PROMPT | Identify the lines that contain the string "during" and copy all of them.
== DATA SECTION ==
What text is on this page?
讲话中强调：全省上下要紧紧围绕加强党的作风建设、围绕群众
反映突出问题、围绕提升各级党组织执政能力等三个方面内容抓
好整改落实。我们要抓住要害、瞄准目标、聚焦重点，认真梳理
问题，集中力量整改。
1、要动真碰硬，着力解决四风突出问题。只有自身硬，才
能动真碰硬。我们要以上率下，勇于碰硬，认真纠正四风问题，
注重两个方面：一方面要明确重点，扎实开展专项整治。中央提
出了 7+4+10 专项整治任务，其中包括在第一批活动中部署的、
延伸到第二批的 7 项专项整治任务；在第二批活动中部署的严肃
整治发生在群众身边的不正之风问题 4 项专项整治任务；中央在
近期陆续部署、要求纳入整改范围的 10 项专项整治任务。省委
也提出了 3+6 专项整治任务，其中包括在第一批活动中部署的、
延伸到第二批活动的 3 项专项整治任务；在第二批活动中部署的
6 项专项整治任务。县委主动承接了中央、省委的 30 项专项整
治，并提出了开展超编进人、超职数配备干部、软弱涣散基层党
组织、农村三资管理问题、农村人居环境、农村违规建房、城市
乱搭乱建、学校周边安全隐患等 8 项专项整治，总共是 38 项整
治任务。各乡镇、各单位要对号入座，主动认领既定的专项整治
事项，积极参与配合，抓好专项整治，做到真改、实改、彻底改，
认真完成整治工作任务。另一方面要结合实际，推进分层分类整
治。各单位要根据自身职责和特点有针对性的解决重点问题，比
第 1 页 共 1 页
===
== DATA SECTION ==
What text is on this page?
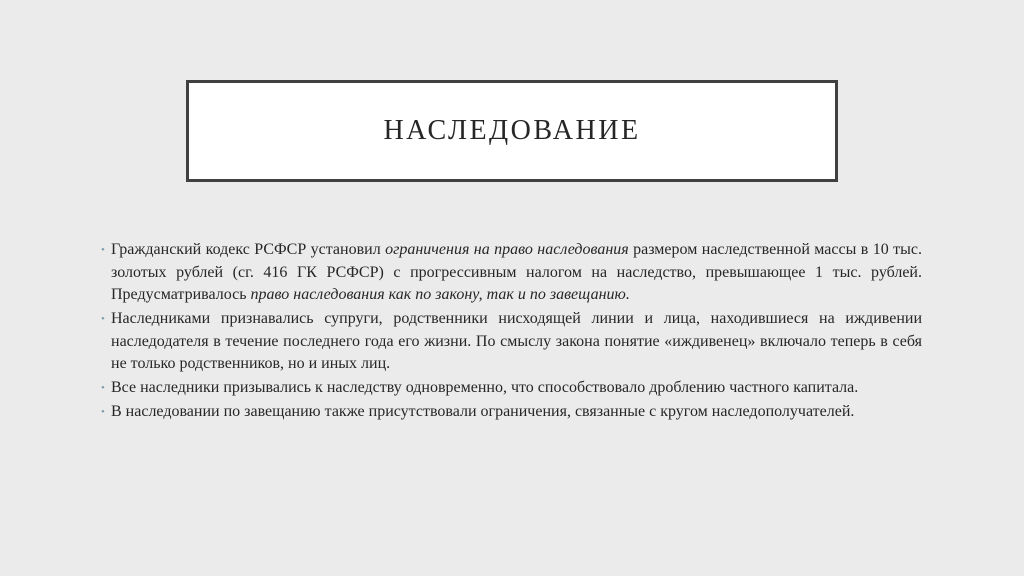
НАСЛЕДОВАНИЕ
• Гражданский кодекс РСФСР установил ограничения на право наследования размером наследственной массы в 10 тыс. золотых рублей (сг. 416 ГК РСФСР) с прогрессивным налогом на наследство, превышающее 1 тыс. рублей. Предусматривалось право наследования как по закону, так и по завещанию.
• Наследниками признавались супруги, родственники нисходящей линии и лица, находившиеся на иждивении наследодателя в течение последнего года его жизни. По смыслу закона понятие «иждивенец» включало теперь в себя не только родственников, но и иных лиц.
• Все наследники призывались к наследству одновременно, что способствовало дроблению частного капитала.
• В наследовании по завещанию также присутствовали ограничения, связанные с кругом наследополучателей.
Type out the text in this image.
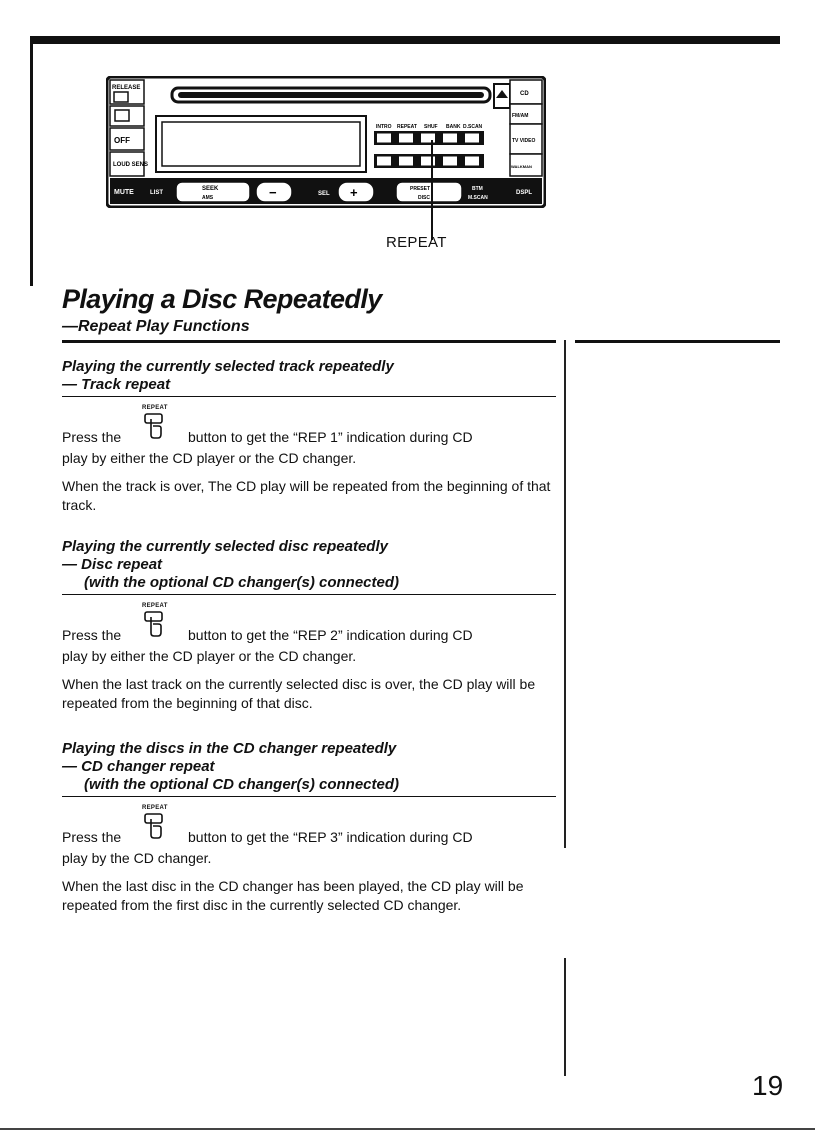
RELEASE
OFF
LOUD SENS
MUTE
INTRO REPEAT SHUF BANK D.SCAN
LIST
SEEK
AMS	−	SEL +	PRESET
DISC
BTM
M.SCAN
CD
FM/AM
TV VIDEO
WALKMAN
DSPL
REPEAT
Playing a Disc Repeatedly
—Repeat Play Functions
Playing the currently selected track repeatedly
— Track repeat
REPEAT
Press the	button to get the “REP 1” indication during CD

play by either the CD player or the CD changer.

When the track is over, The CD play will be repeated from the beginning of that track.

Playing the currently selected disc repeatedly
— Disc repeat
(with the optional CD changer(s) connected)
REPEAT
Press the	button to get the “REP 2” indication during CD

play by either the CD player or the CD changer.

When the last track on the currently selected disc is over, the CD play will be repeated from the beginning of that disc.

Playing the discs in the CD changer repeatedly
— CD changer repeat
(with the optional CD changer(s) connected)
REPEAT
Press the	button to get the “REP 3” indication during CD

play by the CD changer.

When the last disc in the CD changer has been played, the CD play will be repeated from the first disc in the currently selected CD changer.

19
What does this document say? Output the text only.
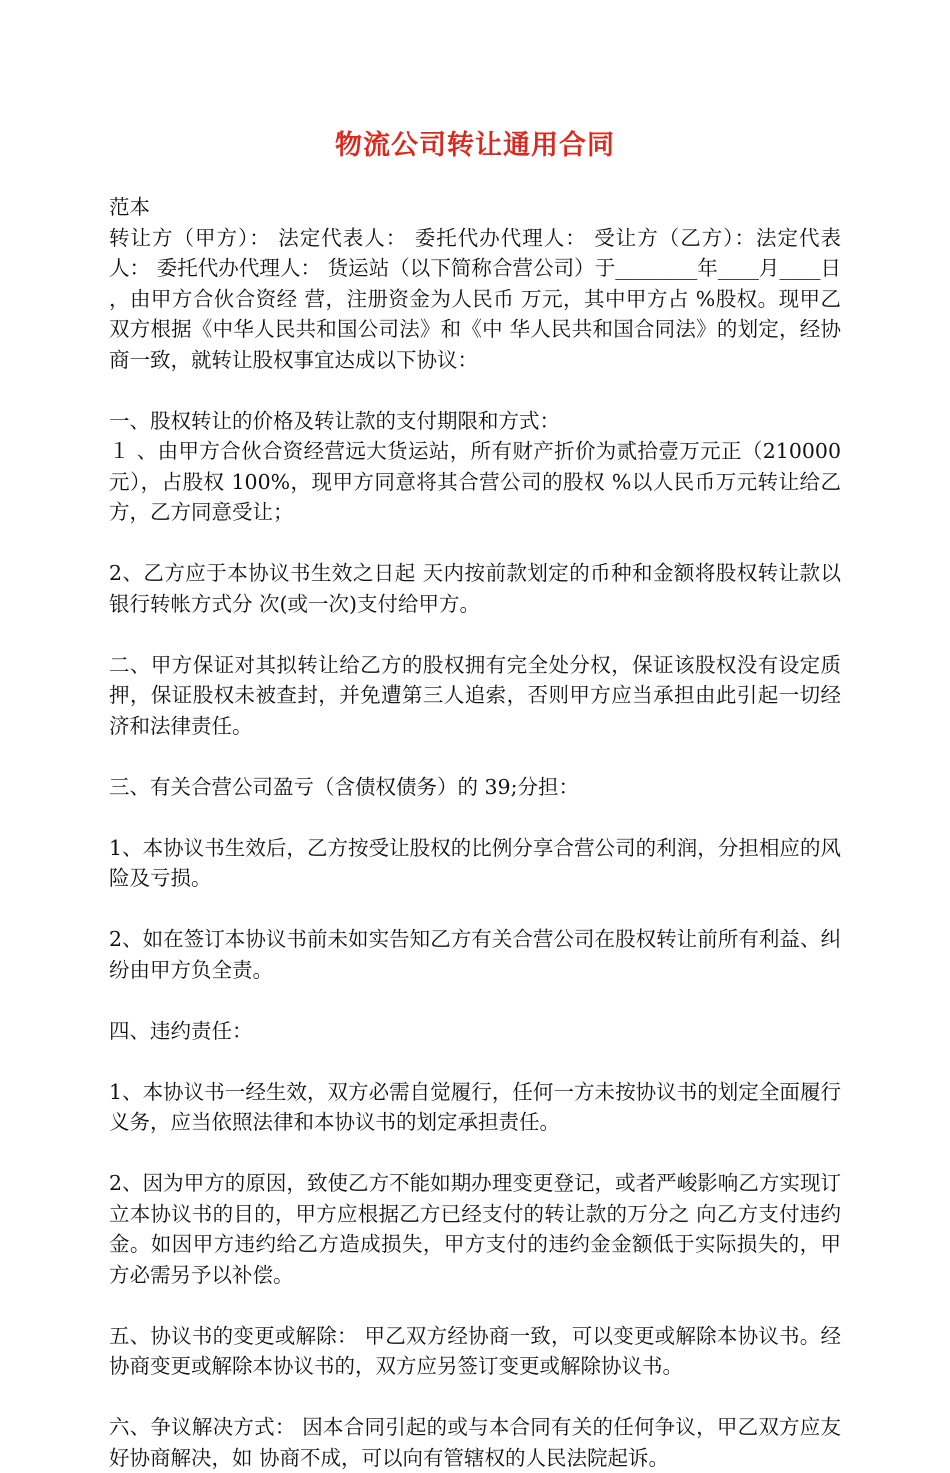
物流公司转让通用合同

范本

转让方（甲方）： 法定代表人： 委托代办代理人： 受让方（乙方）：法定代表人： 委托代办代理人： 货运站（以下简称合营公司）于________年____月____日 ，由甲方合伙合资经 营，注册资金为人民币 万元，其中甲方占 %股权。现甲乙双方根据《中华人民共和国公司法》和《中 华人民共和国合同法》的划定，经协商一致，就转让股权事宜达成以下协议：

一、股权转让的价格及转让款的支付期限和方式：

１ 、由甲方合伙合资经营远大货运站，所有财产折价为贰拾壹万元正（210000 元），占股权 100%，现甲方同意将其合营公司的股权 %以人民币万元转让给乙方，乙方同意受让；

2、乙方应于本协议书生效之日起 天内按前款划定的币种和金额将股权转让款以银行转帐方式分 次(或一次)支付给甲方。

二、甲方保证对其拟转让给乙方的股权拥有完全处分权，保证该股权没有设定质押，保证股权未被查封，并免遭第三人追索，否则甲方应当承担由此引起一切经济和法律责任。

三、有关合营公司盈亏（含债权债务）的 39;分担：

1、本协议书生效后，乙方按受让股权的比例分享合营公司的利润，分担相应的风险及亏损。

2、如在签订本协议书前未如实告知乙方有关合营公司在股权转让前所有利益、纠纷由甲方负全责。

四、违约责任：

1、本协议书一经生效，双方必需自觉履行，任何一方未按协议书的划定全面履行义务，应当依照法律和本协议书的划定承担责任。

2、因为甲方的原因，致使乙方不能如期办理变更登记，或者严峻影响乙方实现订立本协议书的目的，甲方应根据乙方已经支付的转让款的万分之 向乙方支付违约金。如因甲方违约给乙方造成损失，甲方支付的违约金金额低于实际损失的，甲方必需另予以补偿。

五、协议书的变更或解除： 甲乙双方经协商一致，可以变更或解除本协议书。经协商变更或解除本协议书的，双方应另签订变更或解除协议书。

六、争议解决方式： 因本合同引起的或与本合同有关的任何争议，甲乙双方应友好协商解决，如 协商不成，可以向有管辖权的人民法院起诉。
===
RESULT FOR THIS EXERCISE |
Press the	button to get the “REP 1” indication during CD
Press the	button to get the “REP 2” indication during CD
Press the	button to get the “REP 3” indication during CD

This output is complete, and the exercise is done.